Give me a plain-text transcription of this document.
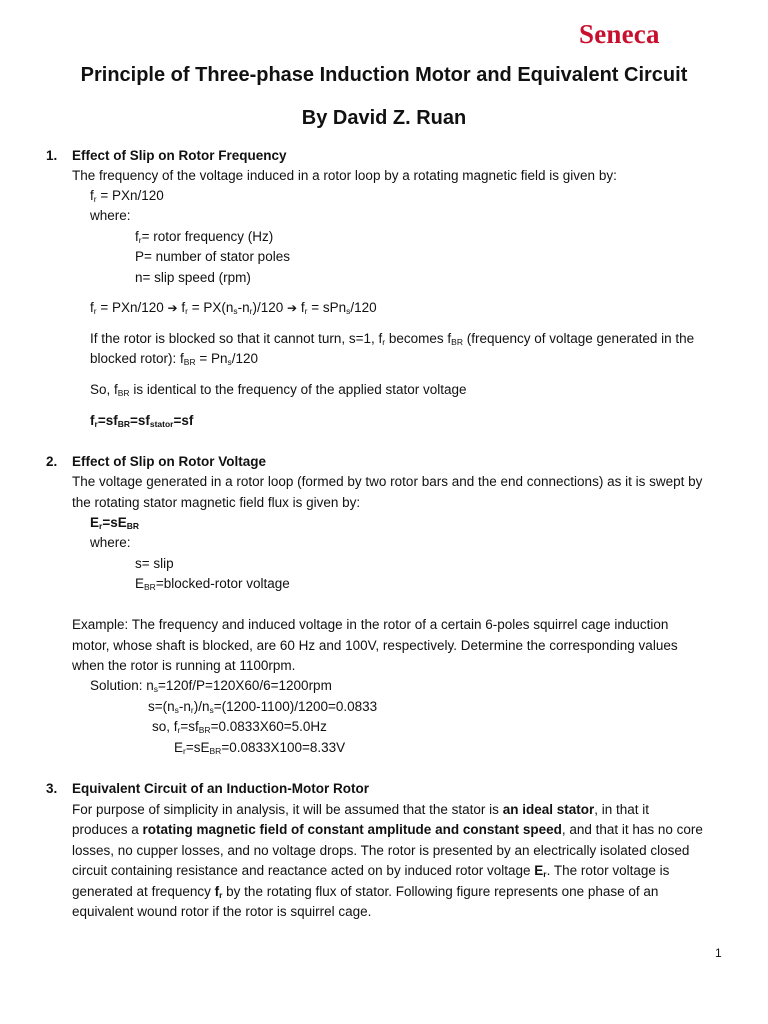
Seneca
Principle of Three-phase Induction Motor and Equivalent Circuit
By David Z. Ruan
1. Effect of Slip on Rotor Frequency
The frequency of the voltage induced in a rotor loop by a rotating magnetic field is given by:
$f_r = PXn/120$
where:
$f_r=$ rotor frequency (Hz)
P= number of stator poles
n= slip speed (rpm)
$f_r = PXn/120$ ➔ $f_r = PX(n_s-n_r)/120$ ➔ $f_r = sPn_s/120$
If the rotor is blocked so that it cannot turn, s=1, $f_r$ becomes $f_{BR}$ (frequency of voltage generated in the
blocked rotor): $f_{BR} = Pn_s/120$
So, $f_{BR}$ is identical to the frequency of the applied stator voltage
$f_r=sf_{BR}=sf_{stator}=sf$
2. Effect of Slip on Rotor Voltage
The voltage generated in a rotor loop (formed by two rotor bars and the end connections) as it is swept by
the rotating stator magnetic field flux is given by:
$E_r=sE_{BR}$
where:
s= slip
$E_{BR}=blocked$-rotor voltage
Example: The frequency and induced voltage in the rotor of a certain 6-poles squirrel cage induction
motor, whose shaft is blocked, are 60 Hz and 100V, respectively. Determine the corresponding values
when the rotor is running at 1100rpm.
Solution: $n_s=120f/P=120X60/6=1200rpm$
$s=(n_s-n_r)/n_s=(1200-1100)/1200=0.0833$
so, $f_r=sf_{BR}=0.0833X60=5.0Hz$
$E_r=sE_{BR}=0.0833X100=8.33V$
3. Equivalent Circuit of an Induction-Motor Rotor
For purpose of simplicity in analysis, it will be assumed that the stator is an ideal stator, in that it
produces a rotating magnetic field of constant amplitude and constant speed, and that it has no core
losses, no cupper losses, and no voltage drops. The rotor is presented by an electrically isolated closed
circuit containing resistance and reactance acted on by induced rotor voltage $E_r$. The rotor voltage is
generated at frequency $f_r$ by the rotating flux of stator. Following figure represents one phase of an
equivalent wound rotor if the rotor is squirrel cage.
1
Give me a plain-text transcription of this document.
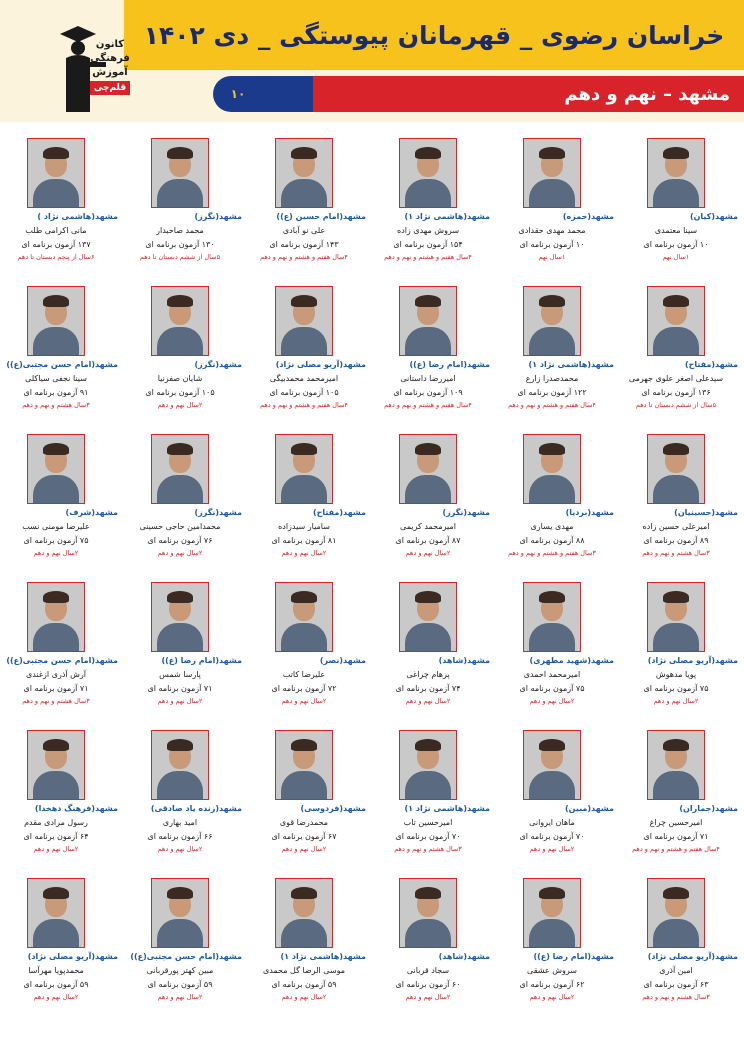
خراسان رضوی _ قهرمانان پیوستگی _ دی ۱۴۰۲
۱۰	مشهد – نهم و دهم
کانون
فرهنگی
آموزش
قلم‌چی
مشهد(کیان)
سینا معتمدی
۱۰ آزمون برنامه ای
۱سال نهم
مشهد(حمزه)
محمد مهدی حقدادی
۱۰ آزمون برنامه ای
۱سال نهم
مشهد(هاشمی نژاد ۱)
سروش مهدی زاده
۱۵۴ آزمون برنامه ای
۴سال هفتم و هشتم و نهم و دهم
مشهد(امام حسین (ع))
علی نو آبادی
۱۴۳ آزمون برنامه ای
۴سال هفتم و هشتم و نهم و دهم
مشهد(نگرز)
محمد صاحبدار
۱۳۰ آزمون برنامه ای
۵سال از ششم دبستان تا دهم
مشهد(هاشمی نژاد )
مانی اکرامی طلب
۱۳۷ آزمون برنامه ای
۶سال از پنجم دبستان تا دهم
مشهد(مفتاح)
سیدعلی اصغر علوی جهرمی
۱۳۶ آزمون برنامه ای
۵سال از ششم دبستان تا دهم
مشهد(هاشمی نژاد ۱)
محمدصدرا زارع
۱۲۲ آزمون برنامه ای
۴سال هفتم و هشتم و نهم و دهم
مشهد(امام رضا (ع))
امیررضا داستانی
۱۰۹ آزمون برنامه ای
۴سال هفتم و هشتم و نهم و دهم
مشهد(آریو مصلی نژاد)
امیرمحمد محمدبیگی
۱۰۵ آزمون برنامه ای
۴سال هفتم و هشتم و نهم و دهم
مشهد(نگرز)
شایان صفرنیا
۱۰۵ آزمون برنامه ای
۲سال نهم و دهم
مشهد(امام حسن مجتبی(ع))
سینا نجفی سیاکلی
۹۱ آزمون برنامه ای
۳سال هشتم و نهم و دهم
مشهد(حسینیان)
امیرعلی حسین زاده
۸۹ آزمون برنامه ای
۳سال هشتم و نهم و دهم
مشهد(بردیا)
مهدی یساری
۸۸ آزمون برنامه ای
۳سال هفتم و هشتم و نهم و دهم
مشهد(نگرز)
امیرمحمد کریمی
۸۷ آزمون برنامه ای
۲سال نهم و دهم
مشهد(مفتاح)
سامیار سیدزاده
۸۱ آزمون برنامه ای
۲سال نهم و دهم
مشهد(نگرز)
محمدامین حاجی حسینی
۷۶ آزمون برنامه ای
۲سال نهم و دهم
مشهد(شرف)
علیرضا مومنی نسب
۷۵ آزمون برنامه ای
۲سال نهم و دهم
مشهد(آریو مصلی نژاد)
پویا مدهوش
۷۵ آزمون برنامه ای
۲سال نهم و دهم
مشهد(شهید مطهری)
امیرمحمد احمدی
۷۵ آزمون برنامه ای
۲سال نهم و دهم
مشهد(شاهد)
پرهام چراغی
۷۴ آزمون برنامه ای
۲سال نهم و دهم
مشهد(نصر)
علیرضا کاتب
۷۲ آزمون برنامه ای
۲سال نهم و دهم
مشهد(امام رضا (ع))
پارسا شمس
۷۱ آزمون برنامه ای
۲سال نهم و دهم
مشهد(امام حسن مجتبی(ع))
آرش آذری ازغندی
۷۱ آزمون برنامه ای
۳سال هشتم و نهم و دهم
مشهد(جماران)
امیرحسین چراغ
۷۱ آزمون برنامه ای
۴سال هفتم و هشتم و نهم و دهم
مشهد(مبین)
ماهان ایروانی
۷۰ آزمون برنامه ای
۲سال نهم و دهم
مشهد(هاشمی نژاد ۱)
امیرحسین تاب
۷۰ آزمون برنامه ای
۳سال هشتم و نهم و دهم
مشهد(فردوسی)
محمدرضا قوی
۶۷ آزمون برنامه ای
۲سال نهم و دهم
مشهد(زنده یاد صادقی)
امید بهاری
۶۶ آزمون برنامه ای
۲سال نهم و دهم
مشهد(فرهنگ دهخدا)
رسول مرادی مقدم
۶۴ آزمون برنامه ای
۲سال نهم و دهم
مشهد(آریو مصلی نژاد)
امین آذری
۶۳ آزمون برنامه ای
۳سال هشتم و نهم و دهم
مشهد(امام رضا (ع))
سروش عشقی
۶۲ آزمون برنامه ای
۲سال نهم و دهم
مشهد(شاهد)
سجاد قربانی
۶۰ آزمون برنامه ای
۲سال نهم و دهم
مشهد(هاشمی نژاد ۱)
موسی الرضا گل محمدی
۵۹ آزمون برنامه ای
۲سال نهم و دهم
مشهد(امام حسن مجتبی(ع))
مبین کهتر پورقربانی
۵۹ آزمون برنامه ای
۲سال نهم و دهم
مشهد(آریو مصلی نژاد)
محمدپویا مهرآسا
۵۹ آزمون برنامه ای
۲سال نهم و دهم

-------

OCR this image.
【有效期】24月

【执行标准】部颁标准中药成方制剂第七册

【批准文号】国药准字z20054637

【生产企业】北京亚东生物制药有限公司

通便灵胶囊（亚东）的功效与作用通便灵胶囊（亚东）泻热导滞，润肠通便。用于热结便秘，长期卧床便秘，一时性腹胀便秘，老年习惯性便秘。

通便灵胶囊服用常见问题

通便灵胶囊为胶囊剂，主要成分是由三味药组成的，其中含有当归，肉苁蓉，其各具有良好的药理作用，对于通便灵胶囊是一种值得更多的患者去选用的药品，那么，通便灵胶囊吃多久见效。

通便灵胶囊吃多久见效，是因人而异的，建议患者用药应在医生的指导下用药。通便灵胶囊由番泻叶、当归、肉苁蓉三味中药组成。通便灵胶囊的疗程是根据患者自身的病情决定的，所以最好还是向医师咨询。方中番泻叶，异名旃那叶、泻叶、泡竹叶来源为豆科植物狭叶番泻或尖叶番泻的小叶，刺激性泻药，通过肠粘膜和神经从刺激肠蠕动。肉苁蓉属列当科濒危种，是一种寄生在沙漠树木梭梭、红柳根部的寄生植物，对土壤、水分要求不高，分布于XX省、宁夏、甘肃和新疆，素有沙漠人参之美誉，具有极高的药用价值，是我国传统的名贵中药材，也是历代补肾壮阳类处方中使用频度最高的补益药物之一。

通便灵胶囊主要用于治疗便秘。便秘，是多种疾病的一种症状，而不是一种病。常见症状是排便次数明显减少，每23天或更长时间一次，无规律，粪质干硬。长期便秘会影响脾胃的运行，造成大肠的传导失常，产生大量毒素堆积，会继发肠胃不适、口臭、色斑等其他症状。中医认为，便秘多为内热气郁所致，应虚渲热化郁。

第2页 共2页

-------

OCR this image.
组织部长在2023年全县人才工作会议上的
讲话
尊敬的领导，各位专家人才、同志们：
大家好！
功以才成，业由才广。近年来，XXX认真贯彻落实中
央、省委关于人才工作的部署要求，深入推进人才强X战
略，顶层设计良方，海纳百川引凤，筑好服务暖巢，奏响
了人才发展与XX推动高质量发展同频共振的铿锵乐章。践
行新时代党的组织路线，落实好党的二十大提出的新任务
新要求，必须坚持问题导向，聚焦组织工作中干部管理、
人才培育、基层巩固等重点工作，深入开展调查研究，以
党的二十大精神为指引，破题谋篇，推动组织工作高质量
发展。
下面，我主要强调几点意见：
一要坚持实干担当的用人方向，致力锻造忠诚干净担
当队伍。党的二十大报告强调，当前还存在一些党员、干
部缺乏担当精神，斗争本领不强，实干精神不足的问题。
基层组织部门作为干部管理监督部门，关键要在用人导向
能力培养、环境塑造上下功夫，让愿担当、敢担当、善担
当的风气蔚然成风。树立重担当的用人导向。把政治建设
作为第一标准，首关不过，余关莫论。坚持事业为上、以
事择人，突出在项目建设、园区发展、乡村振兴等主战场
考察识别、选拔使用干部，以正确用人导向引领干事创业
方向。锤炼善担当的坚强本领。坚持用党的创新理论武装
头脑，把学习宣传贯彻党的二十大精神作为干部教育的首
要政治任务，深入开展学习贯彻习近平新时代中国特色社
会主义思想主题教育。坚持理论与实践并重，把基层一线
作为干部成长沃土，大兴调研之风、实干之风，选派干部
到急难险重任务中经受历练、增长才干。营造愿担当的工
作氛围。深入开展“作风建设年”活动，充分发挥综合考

-------

▶ EXERCISE DIRECTIONS
Look through the material and copy each line that has "induced".

▶ IN RESPONSE
The frequency of the voltage induced in a rotor loop by a rotating magnetic field is given by:
Example: The frequency and induced voltage in the rotor of a certain 6-poles squirrel cage induction
circuit containing resistance and reactance acted on by induced rotor voltage $E_r$. The rotor voltage is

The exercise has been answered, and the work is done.